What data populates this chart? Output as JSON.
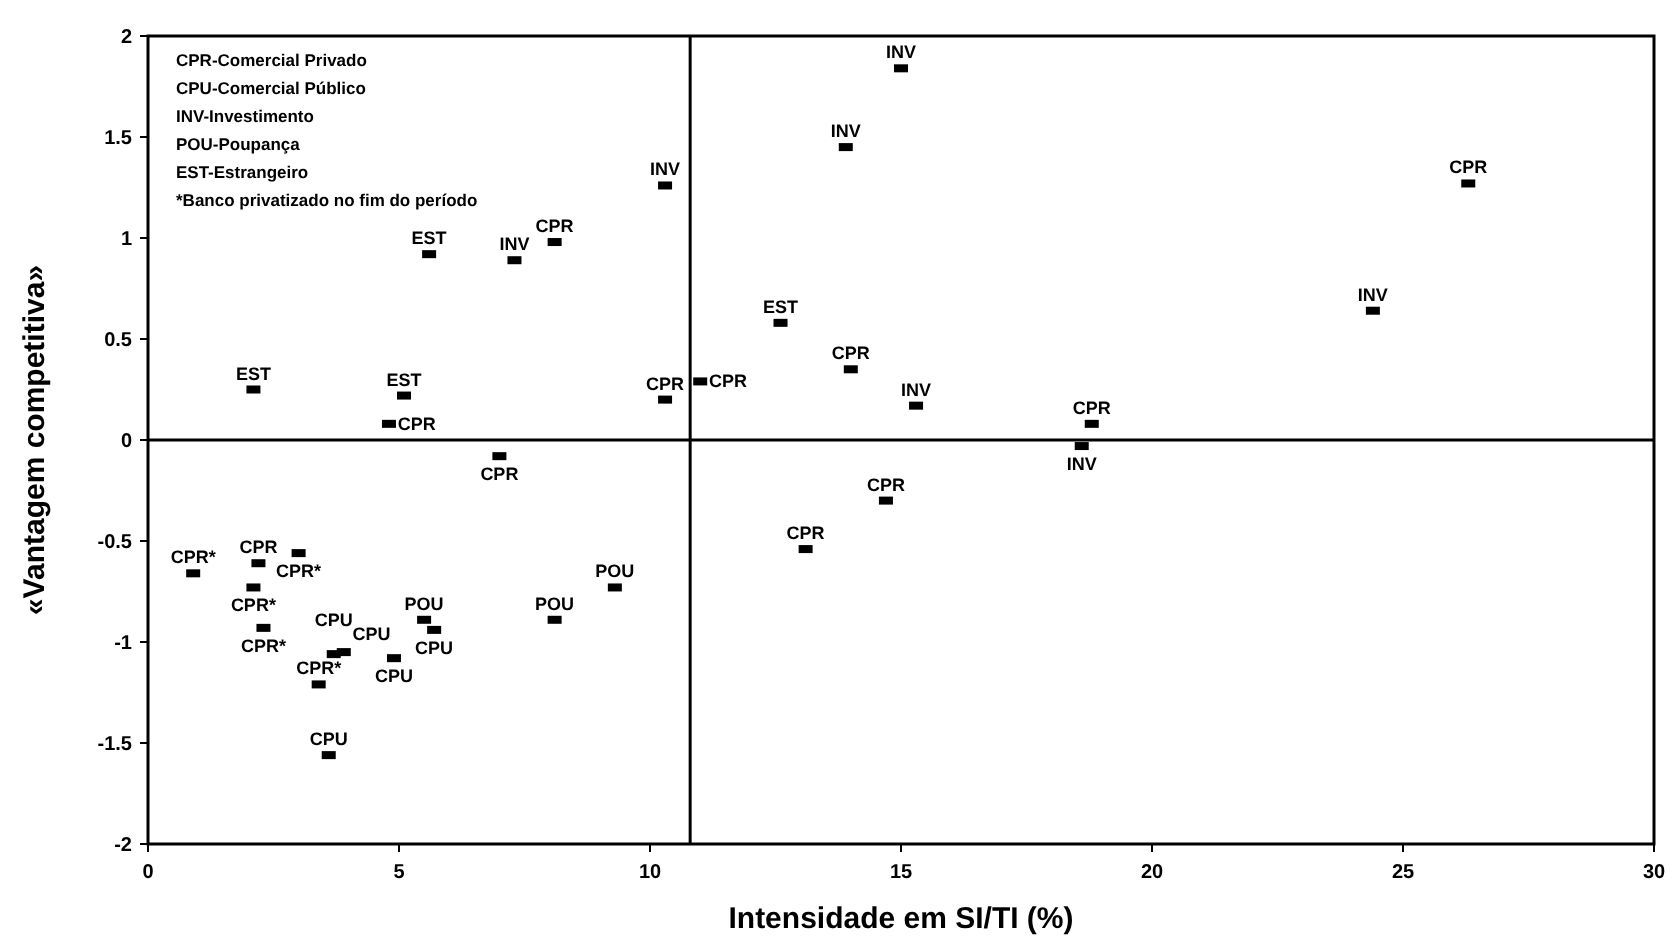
{
  "chart_data": {
    "type": "scatter",
    "xlabel": "Intensidade em SI/TI (%)",
    "ylabel": "«Vantagem competitiva»",
    "xlim": [
      0,
      30
    ],
    "xticks": [
      0,
      5,
      10,
      15,
      20,
      25,
      30
    ],
    "ylim": [
      -2,
      2
    ],
    "yticks": [
      -2,
      -1.5,
      -1,
      -0.5,
      0,
      0.5,
      1,
      1.5,
      2
    ],
    "grid": false,
    "marker": "square",
    "ref_lines": [
      {
        "axis": "x",
        "value": 10.8
      },
      {
        "axis": "y",
        "value": 0
      }
    ],
    "annotations": [
      "CPR-Comercial Privado",
      "CPU-Comercial Público",
      "INV-Investimento",
      "POU-Poupança",
      "EST-Estrangeiro",
      "*Banco privatizado no fim do período"
    ],
    "series": [
      {
        "name": "CPR",
        "color": "#000000",
        "x": [
          8.1,
          4.8,
          7.0,
          10.3,
          11.0,
          26.3,
          14.0,
          18.8,
          14.7,
          13.1,
          2.2
        ],
        "values": [
          0.98,
          0.08,
          -0.08,
          0.2,
          0.29,
          1.27,
          0.35,
          0.08,
          -0.3,
          -0.54,
          -0.61
        ]
      },
      {
        "name": "CPR*",
        "color": "#000000",
        "x": [
          0.9,
          2.1,
          3.0,
          2.3,
          3.4
        ],
        "values": [
          -0.66,
          -0.73,
          -0.56,
          -0.93,
          -1.21
        ]
      },
      {
        "name": "CPU",
        "color": "#000000",
        "x": [
          3.6,
          3.7,
          3.9,
          4.9,
          5.7
        ],
        "values": [
          -1.56,
          -1.06,
          -1.05,
          -1.08,
          -0.94
        ]
      },
      {
        "name": "INV",
        "color": "#000000",
        "x": [
          10.3,
          7.3,
          15.0,
          13.9,
          24.4,
          15.3,
          18.6
        ],
        "values": [
          1.26,
          0.89,
          1.84,
          1.45,
          0.64,
          0.17,
          -0.03
        ]
      },
      {
        "name": "POU",
        "color": "#000000",
        "x": [
          5.5,
          8.1,
          9.3
        ],
        "values": [
          -0.89,
          -0.89,
          -0.73
        ]
      },
      {
        "name": "EST",
        "color": "#000000",
        "x": [
          2.1,
          5.6,
          5.1,
          12.6
        ],
        "values": [
          0.25,
          0.92,
          0.22,
          0.58
        ]
      }
    ]
  }
}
• • • •
## What this task involves
Make an exact copy of the records above, with the pictures left out.

## Written reply
What data populates this chart? Output as JSON.
{
  "chart_data": {
    "type": "scatter",
    "xlabel": "Intensidade em SI/TI (%)",
    "ylabel": "«Vantagem competitiva»",
    "xlim": [
      0,
      30
    ],
    "xticks": [
      0,
      5,
      10,
      15,
      20,
      25,
      30
    ],
    "ylim": [
      -2,
      2
    ],
    "yticks": [
      -2,
      -1.5,
      -1,
      -0.5,
      0,
      0.5,
      1,
      1.5,
      2
    ],
    "grid": false,
    "marker": "square",
    "ref_lines": [
      {
        "axis": "x",
        "value": 10.8
      },
      {
        "axis": "y",
        "value": 0
      }
    ],
    "annotations": [
      "CPR-Comercial Privado",
      "CPU-Comercial Público",
      "INV-Investimento",
      "POU-Poupança",
      "EST-Estrangeiro",
      "*Banco privatizado no fim do período"
    ],
    "series": [
      {
        "name": "CPR",
        "color": "#000000",
        "x": [
          8.1,
          4.8,
          7.0,
          10.3,
          11.0,
          26.3,
          14.0,
          18.8,
          14.7,
          13.1,
          2.2
        ],
        "values": [
          0.98,
          0.08,
          -0.08,
          0.2,
          0.29,
          1.27,
          0.35,
          0.08,
          -0.3,
          -0.54,
          -0.61
        ]
      },
      {
        "name": "CPR*",
        "color": "#000000",
        "x": [
          0.9,
          2.1,
          3.0,
          2.3,
          3.4
        ],
        "values": [
          -0.66,
          -0.73,
          -0.56,
          -0.93,
          -1.21
        ]
      },
      {
        "name": "CPU",
        "color": "#000000",
        "x": [
          3.6,
          3.7,
          3.9,
          4.9,
          5.7
        ],
        "values": [
          -1.56,
          -1.06,
          -1.05,
          -1.08,
          -0.94
        ]
      },
      {
        "name": "INV",
        "color": "#000000",
        "x": [
          10.3,
          7.3,
          15.0,
          13.9,
          24.4,
          15.3,
          18.6
        ],
        "values": [
          1.26,
          0.89,
          1.84,
          1.45,
          0.64,
          0.17,
          -0.03
        ]
      },
      {
        "name": "POU",
        "color": "#000000",
        "x": [
          5.5,
          8.1,
          9.3
        ],
        "values": [
          -0.89,
          -0.89,
          -0.73
        ]
      },
      {
        "name": "EST",
        "color": "#000000",
        "x": [
          2.1,
          5.6,
          5.1,
          12.6
        ],
        "values": [
          0.25,
          0.92,
          0.22,
          0.58
        ]
      }
    ]
  }
}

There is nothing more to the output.